■ WHAT IS ASKED
Only lines holding the word "true" should be copied from the material.

[start ITEMS]

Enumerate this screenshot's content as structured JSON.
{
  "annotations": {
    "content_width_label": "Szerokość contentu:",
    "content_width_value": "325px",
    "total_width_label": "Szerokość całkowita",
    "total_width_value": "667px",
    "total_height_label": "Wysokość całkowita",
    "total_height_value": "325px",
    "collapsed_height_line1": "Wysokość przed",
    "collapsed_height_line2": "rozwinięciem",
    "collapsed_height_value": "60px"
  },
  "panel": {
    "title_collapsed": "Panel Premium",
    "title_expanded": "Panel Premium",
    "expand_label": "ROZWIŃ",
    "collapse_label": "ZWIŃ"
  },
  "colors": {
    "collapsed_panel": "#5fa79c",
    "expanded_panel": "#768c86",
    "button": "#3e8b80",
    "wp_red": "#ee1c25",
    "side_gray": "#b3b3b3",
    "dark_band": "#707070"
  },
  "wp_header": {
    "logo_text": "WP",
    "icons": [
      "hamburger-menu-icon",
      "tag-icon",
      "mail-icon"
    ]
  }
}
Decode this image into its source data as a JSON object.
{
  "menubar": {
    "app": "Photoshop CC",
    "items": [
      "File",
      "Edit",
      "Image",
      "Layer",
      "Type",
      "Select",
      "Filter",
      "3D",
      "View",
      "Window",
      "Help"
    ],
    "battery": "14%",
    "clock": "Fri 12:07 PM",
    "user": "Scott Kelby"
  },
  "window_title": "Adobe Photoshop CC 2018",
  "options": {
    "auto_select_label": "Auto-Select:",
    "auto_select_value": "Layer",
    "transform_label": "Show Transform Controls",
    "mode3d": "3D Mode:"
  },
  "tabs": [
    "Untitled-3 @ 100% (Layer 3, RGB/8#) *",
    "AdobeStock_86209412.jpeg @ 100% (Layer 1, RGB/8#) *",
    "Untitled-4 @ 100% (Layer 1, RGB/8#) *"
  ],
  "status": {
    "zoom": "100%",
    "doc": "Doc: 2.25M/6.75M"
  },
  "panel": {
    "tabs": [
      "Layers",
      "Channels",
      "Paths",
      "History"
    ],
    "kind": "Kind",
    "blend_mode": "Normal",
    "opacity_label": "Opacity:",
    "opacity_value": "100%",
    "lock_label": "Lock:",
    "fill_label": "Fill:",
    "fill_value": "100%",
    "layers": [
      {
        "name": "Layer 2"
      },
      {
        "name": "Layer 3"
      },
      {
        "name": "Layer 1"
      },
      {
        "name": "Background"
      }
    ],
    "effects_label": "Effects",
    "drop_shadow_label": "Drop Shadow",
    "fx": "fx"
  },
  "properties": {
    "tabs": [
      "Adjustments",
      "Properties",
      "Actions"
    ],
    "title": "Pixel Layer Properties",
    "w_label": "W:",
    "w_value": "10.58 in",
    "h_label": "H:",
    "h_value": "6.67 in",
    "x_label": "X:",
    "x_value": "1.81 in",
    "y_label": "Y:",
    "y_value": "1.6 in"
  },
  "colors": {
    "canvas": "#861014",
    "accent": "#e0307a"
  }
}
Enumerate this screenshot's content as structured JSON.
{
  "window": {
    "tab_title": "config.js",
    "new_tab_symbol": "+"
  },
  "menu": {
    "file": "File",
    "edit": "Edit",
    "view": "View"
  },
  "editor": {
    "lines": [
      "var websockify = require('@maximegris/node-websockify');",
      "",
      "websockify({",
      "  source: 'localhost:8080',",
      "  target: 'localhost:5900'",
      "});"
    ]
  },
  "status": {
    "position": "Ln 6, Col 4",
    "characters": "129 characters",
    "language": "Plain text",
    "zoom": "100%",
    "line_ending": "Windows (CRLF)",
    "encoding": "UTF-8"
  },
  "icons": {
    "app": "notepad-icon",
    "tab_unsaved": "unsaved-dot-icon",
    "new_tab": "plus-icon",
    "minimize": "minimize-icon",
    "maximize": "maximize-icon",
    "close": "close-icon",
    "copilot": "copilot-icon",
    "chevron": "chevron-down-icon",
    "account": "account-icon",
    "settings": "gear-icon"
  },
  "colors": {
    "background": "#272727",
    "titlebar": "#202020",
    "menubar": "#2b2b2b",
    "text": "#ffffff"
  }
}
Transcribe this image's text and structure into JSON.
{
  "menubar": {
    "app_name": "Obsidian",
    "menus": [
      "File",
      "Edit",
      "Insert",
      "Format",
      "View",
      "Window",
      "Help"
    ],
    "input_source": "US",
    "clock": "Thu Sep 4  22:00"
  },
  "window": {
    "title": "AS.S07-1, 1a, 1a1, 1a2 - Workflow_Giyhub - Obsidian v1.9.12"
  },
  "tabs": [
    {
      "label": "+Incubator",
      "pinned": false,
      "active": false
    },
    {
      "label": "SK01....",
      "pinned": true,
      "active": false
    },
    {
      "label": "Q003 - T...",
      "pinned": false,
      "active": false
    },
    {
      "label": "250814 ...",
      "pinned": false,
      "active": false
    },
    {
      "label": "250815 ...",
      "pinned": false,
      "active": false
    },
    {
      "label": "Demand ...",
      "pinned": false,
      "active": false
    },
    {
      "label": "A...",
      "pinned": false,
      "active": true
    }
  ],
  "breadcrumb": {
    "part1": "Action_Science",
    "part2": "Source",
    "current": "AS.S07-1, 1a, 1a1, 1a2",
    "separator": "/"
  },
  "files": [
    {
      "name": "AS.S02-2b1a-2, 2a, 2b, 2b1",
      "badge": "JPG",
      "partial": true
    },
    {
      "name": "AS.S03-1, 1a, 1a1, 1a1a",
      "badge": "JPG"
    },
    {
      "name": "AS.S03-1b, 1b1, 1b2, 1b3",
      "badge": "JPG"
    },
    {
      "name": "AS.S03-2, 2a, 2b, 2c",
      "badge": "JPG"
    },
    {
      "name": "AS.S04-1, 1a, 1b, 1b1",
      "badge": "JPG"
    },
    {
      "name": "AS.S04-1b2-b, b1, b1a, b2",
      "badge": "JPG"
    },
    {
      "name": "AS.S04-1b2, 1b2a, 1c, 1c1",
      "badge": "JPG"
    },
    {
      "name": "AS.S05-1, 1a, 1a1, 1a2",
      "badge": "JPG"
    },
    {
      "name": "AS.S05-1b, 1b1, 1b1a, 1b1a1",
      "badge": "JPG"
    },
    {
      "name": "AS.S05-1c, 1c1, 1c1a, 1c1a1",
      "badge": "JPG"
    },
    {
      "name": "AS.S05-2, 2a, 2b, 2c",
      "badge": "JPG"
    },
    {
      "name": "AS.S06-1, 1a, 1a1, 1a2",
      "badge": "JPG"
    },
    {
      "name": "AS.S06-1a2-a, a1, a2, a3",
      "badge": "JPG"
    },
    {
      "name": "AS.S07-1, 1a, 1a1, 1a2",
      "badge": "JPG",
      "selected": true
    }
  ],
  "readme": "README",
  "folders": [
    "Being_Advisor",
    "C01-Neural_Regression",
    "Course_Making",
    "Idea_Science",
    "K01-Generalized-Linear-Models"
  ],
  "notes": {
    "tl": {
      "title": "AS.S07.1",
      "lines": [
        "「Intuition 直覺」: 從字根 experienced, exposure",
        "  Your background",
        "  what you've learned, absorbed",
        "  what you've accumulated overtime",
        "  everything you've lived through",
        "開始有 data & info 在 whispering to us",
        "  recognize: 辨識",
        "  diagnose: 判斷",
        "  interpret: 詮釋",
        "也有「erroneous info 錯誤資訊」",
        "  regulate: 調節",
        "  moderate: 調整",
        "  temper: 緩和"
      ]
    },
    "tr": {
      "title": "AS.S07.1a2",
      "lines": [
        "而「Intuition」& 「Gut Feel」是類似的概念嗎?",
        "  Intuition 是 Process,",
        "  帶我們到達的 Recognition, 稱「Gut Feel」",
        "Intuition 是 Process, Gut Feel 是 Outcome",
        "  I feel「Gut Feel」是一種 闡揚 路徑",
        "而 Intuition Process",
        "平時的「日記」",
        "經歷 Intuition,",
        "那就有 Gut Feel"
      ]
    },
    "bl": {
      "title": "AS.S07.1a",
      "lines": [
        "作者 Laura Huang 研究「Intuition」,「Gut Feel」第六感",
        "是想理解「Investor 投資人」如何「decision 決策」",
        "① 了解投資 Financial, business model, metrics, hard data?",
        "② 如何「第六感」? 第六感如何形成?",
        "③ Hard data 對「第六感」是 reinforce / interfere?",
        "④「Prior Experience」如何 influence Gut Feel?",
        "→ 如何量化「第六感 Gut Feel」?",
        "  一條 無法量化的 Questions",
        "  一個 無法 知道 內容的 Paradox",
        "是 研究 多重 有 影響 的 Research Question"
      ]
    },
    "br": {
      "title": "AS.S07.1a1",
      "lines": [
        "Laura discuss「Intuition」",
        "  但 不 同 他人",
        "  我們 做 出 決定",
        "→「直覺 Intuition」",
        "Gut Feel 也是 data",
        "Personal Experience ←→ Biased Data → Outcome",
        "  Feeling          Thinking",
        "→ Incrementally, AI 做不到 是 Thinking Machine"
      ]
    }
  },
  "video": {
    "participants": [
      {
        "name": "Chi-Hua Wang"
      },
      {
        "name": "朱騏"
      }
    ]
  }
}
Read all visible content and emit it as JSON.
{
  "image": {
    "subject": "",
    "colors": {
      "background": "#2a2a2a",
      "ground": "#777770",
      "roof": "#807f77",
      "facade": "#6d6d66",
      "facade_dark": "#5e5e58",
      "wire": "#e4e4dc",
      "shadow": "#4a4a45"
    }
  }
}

[end ITEMS]

■ PROBLEM SOLUTION
      "pinned": true,
      "active": true
      "partial": true
      "selected": true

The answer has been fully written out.